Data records
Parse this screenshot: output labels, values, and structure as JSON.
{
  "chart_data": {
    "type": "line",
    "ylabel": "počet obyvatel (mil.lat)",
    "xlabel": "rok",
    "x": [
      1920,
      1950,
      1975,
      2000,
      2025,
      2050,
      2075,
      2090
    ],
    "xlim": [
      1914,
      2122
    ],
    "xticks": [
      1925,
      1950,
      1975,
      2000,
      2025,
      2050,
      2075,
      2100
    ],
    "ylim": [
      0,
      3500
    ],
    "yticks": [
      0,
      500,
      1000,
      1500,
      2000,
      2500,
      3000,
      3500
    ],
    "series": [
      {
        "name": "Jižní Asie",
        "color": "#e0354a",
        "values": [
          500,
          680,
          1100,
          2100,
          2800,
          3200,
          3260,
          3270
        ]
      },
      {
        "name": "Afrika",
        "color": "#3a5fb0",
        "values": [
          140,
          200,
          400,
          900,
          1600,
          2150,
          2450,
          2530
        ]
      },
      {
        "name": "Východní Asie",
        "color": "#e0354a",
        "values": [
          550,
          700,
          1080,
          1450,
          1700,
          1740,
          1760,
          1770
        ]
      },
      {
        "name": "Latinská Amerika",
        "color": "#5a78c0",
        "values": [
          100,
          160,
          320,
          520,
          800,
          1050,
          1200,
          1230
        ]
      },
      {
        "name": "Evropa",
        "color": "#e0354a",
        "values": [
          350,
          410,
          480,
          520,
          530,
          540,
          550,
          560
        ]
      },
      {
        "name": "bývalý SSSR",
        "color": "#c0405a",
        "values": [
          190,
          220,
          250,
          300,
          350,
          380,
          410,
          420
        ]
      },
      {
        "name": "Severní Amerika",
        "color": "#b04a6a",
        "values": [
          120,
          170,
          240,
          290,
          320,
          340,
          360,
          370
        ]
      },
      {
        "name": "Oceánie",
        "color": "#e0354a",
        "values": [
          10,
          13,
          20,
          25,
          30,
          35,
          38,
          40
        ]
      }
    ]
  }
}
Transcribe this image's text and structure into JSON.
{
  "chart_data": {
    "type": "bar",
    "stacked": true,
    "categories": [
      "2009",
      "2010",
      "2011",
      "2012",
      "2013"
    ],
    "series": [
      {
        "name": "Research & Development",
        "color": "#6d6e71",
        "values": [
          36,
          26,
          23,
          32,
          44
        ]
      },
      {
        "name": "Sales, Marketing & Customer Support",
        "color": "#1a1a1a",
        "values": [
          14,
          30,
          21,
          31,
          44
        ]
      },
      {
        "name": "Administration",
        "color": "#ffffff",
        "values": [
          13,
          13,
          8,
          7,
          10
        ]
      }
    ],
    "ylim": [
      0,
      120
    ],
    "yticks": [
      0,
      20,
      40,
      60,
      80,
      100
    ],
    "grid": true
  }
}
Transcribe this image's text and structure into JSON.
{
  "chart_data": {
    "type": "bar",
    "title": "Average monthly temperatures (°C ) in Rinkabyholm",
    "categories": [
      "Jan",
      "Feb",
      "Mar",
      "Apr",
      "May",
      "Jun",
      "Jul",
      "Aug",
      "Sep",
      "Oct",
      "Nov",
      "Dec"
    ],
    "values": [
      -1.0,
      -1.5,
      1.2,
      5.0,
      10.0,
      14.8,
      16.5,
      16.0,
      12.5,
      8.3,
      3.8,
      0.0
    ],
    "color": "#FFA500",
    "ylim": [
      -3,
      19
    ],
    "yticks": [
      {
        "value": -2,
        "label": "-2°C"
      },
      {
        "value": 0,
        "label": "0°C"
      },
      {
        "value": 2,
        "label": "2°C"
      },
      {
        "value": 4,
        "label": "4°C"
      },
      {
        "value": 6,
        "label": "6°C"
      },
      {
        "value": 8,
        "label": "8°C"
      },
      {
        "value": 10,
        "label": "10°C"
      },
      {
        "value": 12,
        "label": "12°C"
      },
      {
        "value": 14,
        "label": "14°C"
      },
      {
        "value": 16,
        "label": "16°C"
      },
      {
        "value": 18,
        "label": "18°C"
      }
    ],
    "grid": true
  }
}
==
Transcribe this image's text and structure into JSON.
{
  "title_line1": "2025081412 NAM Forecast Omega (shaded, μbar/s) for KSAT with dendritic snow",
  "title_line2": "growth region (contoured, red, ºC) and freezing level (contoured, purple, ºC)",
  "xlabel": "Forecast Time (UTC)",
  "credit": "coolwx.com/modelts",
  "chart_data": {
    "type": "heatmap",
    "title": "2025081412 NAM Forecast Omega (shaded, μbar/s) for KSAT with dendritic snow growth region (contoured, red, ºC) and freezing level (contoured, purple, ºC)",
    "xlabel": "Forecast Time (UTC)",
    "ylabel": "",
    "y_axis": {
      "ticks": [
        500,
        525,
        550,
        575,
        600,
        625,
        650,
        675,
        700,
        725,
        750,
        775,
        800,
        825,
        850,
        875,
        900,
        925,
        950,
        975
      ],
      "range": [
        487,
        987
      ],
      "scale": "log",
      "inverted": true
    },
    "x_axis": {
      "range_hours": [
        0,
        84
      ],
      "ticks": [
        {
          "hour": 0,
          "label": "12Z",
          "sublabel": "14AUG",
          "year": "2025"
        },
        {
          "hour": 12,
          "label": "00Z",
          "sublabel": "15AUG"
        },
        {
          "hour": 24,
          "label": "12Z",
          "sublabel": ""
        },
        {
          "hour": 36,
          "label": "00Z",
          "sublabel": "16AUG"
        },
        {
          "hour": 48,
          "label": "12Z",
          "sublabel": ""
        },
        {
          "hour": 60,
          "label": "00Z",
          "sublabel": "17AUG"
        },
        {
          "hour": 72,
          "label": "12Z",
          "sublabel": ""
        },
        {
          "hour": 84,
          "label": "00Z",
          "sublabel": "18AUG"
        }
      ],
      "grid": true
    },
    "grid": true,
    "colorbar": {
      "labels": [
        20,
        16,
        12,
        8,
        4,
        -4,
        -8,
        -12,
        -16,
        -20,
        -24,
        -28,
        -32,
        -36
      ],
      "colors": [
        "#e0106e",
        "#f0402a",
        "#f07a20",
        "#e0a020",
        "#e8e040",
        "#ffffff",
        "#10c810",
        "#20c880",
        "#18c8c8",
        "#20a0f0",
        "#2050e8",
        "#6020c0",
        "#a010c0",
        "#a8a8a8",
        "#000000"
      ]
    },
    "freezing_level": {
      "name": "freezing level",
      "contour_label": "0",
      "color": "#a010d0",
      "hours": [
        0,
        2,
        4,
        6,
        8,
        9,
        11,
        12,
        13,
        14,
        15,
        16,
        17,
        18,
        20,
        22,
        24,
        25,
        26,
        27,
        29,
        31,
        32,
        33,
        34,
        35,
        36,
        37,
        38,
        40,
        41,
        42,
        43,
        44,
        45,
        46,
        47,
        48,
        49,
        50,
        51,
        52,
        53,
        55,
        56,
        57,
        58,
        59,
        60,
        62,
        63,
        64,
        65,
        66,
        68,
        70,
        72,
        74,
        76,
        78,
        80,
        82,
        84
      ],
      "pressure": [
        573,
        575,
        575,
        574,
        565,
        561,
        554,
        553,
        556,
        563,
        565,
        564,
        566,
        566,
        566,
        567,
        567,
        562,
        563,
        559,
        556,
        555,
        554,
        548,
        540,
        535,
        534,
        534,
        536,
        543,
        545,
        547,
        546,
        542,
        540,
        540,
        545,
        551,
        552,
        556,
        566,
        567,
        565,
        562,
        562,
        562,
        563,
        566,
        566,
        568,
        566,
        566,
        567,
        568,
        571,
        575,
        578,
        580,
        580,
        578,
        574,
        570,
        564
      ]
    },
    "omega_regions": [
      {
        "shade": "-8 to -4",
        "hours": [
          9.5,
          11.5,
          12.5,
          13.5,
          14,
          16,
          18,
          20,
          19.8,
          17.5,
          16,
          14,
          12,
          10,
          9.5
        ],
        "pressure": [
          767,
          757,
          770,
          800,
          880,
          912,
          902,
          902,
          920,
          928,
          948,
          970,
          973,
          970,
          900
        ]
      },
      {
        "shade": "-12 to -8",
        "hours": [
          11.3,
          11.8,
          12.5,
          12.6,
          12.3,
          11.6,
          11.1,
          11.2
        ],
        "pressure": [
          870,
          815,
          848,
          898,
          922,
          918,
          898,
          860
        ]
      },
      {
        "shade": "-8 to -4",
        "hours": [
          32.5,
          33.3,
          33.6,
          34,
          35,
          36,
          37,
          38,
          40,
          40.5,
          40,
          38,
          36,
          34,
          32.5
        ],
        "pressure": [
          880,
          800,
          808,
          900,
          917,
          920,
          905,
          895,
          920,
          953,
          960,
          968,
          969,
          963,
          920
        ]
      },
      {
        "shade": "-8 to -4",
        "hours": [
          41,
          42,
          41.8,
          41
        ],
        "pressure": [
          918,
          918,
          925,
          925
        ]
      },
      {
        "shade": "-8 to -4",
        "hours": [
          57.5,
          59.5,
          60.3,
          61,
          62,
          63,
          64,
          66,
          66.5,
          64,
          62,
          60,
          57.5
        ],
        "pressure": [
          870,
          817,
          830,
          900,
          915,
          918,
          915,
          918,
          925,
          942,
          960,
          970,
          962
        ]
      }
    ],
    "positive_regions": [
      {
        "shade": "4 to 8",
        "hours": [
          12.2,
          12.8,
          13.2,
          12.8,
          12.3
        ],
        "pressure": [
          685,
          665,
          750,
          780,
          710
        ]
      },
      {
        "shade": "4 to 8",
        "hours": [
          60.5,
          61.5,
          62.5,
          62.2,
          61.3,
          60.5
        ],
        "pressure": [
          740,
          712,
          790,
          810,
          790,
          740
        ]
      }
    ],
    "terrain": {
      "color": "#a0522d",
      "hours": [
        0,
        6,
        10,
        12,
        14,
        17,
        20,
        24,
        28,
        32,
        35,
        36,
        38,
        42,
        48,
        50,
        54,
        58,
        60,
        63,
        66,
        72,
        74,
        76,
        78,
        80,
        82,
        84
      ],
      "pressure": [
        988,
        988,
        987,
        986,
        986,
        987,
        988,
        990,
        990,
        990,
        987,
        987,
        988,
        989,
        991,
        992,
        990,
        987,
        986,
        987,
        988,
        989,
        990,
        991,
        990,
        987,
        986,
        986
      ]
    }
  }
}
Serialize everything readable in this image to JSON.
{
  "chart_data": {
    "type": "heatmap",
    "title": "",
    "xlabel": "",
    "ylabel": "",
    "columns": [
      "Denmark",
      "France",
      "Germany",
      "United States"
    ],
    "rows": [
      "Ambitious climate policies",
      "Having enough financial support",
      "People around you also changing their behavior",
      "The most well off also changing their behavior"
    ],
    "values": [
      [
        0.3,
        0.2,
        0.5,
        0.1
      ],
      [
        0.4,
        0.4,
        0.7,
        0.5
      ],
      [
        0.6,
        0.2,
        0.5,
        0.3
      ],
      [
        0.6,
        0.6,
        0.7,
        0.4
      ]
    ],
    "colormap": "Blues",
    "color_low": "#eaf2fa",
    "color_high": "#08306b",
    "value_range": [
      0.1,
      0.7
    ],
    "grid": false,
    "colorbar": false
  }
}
...
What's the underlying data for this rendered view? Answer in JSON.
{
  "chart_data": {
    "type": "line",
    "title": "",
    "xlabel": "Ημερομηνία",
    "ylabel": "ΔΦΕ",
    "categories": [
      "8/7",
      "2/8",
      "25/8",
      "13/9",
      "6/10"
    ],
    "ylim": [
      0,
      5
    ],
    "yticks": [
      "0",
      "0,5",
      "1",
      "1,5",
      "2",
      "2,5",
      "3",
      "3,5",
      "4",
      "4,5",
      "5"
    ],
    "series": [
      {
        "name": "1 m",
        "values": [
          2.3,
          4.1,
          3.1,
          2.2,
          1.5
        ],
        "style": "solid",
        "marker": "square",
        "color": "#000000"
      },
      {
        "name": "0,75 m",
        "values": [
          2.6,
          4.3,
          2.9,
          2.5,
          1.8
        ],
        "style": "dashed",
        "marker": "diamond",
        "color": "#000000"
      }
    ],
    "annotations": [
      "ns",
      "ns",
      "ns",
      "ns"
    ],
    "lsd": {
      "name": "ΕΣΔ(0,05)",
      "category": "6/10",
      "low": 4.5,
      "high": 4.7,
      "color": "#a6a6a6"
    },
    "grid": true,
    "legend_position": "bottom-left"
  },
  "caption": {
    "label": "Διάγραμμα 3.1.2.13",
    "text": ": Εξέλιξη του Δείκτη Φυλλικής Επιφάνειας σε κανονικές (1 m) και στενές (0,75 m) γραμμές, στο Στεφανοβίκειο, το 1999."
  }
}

What to work on → Copy all lines from the material that contain "Amerika".

Answer to the task →
        "name": "Latinská Amerika",
        "name": "Severní Amerika",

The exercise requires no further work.